» Your task
Repeat the entries that follow verbatim, without any of their pictures.

(Rows from a dataset)
######
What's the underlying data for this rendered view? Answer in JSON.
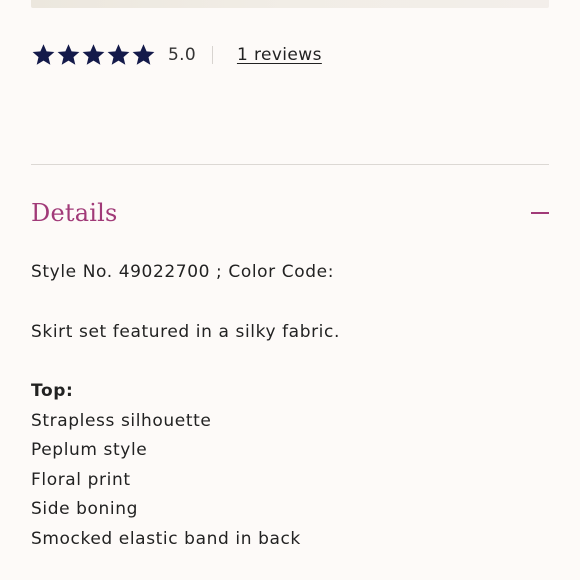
{
  "colors": {
    "accent": "#a13a78",
    "star": "#141a4a",
    "background": "#fdfaf8",
    "divider": "#dcd8d4"
  },
  "rating": {
    "stars_filled": 5,
    "stars_total": 5,
    "value": "5.0",
    "reviews_link": "1 reviews"
  },
  "details": {
    "title": "Details",
    "expanded_icon": "minus-icon",
    "style_line": "Style No. 49022700 ; Color Code:",
    "description": "Skirt set featured in a silky fabric.",
    "top_label": "Top:",
    "features": [
      "Strapless silhouette",
      "Peplum style",
      "Floral print",
      "Side boning",
      "Smocked elastic band in back"
    ]
  }
}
######
» The reply
What's the underlying data for this rendered view? Answer in JSON.
{
  "colors": {
    "accent": "#a13a78",
    "star": "#141a4a",
    "background": "#fdfaf8",
    "divider": "#dcd8d4"
  },
  "rating": {
    "stars_filled": 5,
    "stars_total": 5,
    "value": "5.0",
    "reviews_link": "1 reviews"
  },
  "details": {
    "title": "Details",
    "expanded_icon": "minus-icon",
    "style_line": "Style No. 49022700 ; Color Code:",
    "description": "Skirt set featured in a silky fabric.",
    "top_label": "Top:",
    "features": [
      "Strapless silhouette",
      "Peplum style",
      "Floral print",
      "Side boning",
      "Smocked elastic band in back"
    ]
  }
}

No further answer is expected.